Stated task = The entire listing is to be repeated verbatim.

Dataset rows:
□ □ □ □

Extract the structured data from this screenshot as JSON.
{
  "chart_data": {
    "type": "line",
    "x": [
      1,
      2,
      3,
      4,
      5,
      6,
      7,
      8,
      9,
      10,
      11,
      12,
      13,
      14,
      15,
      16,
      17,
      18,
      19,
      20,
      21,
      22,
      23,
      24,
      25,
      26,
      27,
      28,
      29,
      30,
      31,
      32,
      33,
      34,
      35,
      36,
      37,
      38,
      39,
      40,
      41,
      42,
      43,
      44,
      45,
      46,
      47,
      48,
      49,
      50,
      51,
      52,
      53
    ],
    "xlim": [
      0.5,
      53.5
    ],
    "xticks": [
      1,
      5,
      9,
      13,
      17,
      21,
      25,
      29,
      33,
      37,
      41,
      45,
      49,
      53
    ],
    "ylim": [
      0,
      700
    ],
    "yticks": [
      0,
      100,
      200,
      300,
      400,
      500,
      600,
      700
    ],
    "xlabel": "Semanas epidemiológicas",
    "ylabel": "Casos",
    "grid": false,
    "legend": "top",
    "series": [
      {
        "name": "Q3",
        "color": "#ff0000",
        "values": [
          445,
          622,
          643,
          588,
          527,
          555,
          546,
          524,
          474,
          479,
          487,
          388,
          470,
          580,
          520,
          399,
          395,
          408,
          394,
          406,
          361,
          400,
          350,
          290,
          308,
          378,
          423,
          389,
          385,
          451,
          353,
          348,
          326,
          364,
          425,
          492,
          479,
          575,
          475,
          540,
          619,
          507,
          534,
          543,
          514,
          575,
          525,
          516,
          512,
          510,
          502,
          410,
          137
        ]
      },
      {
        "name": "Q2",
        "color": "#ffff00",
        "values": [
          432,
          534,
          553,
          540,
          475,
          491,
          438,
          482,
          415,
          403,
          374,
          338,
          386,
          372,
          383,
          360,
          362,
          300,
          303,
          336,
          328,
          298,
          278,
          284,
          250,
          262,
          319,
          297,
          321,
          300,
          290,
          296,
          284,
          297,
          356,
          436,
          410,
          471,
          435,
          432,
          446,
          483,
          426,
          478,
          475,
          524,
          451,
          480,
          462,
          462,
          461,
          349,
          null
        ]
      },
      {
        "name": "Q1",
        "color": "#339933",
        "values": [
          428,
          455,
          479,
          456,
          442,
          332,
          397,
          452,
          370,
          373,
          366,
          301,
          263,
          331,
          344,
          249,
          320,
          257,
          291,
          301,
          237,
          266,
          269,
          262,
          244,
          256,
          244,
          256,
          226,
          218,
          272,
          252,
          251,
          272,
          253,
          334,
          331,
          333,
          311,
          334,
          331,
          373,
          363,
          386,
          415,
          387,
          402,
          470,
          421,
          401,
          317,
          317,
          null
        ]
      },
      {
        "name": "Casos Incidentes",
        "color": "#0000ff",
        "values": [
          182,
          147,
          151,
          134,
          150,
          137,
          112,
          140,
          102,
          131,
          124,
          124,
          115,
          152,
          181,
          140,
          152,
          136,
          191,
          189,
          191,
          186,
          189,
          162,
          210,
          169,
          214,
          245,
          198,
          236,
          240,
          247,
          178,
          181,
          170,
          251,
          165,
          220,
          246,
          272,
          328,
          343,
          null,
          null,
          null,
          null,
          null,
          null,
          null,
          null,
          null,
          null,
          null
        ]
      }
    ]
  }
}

□ □ □ □

Exercise answer =
Extract the structured data from this screenshot as JSON.
{
  "chart_data": {
    "type": "line",
    "x": [
      1,
      2,
      3,
      4,
      5,
      6,
      7,
      8,
      9,
      10,
      11,
      12,
      13,
      14,
      15,
      16,
      17,
      18,
      19,
      20,
      21,
      22,
      23,
      24,
      25,
      26,
      27,
      28,
      29,
      30,
      31,
      32,
      33,
      34,
      35,
      36,
      37,
      38,
      39,
      40,
      41,
      42,
      43,
      44,
      45,
      46,
      47,
      48,
      49,
      50,
      51,
      52,
      53
    ],
    "xlim": [
      0.5,
      53.5
    ],
    "xticks": [
      1,
      5,
      9,
      13,
      17,
      21,
      25,
      29,
      33,
      37,
      41,
      45,
      49,
      53
    ],
    "ylim": [
      0,
      700
    ],
    "yticks": [
      0,
      100,
      200,
      300,
      400,
      500,
      600,
      700
    ],
    "xlabel": "Semanas epidemiológicas",
    "ylabel": "Casos",
    "grid": false,
    "legend": "top",
    "series": [
      {
        "name": "Q3",
        "color": "#ff0000",
        "values": [
          445,
          622,
          643,
          588,
          527,
          555,
          546,
          524,
          474,
          479,
          487,
          388,
          470,
          580,
          520,
          399,
          395,
          408,
          394,
          406,
          361,
          400,
          350,
          290,
          308,
          378,
          423,
          389,
          385,
          451,
          353,
          348,
          326,
          364,
          425,
          492,
          479,
          575,
          475,
          540,
          619,
          507,
          534,
          543,
          514,
          575,
          525,
          516,
          512,
          510,
          502,
          410,
          137
        ]
      },
      {
        "name": "Q2",
        "color": "#ffff00",
        "values": [
          432,
          534,
          553,
          540,
          475,
          491,
          438,
          482,
          415,
          403,
          374,
          338,
          386,
          372,
          383,
          360,
          362,
          300,
          303,
          336,
          328,
          298,
          278,
          284,
          250,
          262,
          319,
          297,
          321,
          300,
          290,
          296,
          284,
          297,
          356,
          436,
          410,
          471,
          435,
          432,
          446,
          483,
          426,
          478,
          475,
          524,
          451,
          480,
          462,
          462,
          461,
          349,
          null
        ]
      },
      {
        "name": "Q1",
        "color": "#339933",
        "values": [
          428,
          455,
          479,
          456,
          442,
          332,
          397,
          452,
          370,
          373,
          366,
          301,
          263,
          331,
          344,
          249,
          320,
          257,
          291,
          301,
          237,
          266,
          269,
          262,
          244,
          256,
          244,
          256,
          226,
          218,
          272,
          252,
          251,
          272,
          253,
          334,
          331,
          333,
          311,
          334,
          331,
          373,
          363,
          386,
          415,
          387,
          402,
          470,
          421,
          401,
          317,
          317,
          null
        ]
      },
      {
        "name": "Casos Incidentes",
        "color": "#0000ff",
        "values": [
          182,
          147,
          151,
          134,
          150,
          137,
          112,
          140,
          102,
          131,
          124,
          124,
          115,
          152,
          181,
          140,
          152,
          136,
          191,
          189,
          191,
          186,
          189,
          162,
          210,
          169,
          214,
          245,
          198,
          236,
          240,
          247,
          178,
          181,
          170,
          251,
          165,
          220,
          246,
          272,
          328,
          343,
          null,
          null,
          null,
          null,
          null,
          null,
          null,
          null,
          null,
          null,
          null
        ]
      }
    ]
  }
}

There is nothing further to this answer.